▸ Your objective
Set down the material below in full, matching it exactly.

▸ Input rows
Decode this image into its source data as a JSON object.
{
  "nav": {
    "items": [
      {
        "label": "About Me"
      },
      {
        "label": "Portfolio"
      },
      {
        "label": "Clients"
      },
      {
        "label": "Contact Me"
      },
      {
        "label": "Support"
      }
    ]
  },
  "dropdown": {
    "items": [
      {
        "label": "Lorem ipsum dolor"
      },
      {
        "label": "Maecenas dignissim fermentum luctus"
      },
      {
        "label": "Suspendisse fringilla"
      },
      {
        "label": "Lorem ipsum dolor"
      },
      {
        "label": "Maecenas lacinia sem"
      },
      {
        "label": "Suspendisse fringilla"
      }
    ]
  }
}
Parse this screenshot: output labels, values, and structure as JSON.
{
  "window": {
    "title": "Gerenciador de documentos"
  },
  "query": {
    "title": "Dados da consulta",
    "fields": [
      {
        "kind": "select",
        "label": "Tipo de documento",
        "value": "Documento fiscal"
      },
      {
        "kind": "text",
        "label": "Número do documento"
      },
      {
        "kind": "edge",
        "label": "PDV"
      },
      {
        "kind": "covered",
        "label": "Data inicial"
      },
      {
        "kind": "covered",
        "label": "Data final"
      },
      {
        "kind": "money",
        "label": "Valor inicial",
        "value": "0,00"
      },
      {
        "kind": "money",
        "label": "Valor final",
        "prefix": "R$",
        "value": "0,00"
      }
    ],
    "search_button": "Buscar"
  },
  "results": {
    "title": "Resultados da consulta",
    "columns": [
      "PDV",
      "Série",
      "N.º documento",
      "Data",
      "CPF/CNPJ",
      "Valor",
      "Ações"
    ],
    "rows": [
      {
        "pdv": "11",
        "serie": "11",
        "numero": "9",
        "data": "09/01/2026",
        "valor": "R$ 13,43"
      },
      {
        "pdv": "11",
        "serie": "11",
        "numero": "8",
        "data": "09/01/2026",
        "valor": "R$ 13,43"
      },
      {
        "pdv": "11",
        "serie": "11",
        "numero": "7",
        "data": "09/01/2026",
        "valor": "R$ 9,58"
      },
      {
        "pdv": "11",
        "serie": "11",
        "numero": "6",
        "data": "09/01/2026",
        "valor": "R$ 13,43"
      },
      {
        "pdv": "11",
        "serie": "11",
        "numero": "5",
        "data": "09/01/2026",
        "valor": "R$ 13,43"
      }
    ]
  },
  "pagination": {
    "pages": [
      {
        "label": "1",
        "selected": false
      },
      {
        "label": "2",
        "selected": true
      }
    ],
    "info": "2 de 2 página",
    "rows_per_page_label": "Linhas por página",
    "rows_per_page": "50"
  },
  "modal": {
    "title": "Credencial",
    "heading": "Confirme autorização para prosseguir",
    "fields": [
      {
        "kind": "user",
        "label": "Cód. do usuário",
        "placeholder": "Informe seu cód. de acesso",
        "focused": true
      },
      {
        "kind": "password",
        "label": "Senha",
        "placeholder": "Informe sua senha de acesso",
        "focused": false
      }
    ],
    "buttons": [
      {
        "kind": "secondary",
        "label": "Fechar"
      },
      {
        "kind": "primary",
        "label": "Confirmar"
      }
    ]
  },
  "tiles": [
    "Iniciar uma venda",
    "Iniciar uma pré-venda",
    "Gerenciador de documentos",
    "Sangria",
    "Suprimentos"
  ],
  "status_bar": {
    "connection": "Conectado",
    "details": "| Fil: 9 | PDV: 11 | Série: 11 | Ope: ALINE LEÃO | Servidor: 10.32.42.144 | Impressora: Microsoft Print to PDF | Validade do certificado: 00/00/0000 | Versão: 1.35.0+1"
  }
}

▸ Correct output
Decode this image into its source data as a JSON object.
{
  "nav": {
    "items": [
      {
        "label": "About Me"
      },
      {
        "label": "Portfolio"
      },
      {
        "label": "Clients"
      },
      {
        "label": "Contact Me"
      },
      {
        "label": "Support"
      }
    ]
  },
  "dropdown": {
    "items": [
      {
        "label": "Lorem ipsum dolor"
      },
      {
        "label": "Maecenas dignissim fermentum luctus"
      },
      {
        "label": "Suspendisse fringilla"
      },
      {
        "label": "Lorem ipsum dolor"
      },
      {
        "label": "Maecenas lacinia sem"
      },
      {
        "label": "Suspendisse fringilla"
      }
    ]
  }
}
Parse this screenshot: output labels, values, and structure as JSON.
{
  "window": {
    "title": "Gerenciador de documentos"
  },
  "query": {
    "title": "Dados da consulta",
    "fields": [
      {
        "kind": "select",
        "label": "Tipo de documento",
        "value": "Documento fiscal"
      },
      {
        "kind": "text",
        "label": "Número do documento"
      },
      {
        "kind": "edge",
        "label": "PDV"
      },
      {
        "kind": "covered",
        "label": "Data inicial"
      },
      {
        "kind": "covered",
        "label": "Data final"
      },
      {
        "kind": "money",
        "label": "Valor inicial",
        "value": "0,00"
      },
      {
        "kind": "money",
        "label": "Valor final",
        "prefix": "R$",
        "value": "0,00"
      }
    ],
    "search_button": "Buscar"
  },
  "results": {
    "title": "Resultados da consulta",
    "columns": [
      "PDV",
      "Série",
      "N.º documento",
      "Data",
      "CPF/CNPJ",
      "Valor",
      "Ações"
    ],
    "rows": [
      {
        "pdv": "11",
        "serie": "11",
        "numero": "9",
        "data": "09/01/2026",
        "valor": "R$ 13,43"
      },
      {
        "pdv": "11",
        "serie": "11",
        "numero": "8",
        "data": "09/01/2026",
        "valor": "R$ 13,43"
      },
      {
        "pdv": "11",
        "serie": "11",
        "numero": "7",
        "data": "09/01/2026",
        "valor": "R$ 9,58"
      },
      {
        "pdv": "11",
        "serie": "11",
        "numero": "6",
        "data": "09/01/2026",
        "valor": "R$ 13,43"
      },
      {
        "pdv": "11",
        "serie": "11",
        "numero": "5",
        "data": "09/01/2026",
        "valor": "R$ 13,43"
      }
    ]
  },
  "pagination": {
    "pages": [
      {
        "label": "1",
        "selected": false
      },
      {
        "label": "2",
        "selected": true
      }
    ],
    "info": "2 de 2 página",
    "rows_per_page_label": "Linhas por página",
    "rows_per_page": "50"
  },
  "modal": {
    "title": "Credencial",
    "heading": "Confirme autorização para prosseguir",
    "fields": [
      {
        "kind": "user",
        "label": "Cód. do usuário",
        "placeholder": "Informe seu cód. de acesso",
        "focused": true
      },
      {
        "kind": "password",
        "label": "Senha",
        "placeholder": "Informe sua senha de acesso",
        "focused": false
      }
    ],
    "buttons": [
      {
        "kind": "secondary",
        "label": "Fechar"
      },
      {
        "kind": "primary",
        "label": "Confirmar"
      }
    ]
  },
  "tiles": [
    "Iniciar uma venda",
    "Iniciar uma pré-venda",
    "Gerenciador de documentos",
    "Sangria",
    "Suprimentos"
  ],
  "status_bar": {
    "connection": "Conectado",
    "details": "| Fil: 9 | PDV: 11 | Série: 11 | Ope: ALINE LEÃO | Servidor: 10.32.42.144 | Impressora: Microsoft Print to PDF | Validade do certificado: 00/00/0000 | Versão: 1.35.0+1"
  }
}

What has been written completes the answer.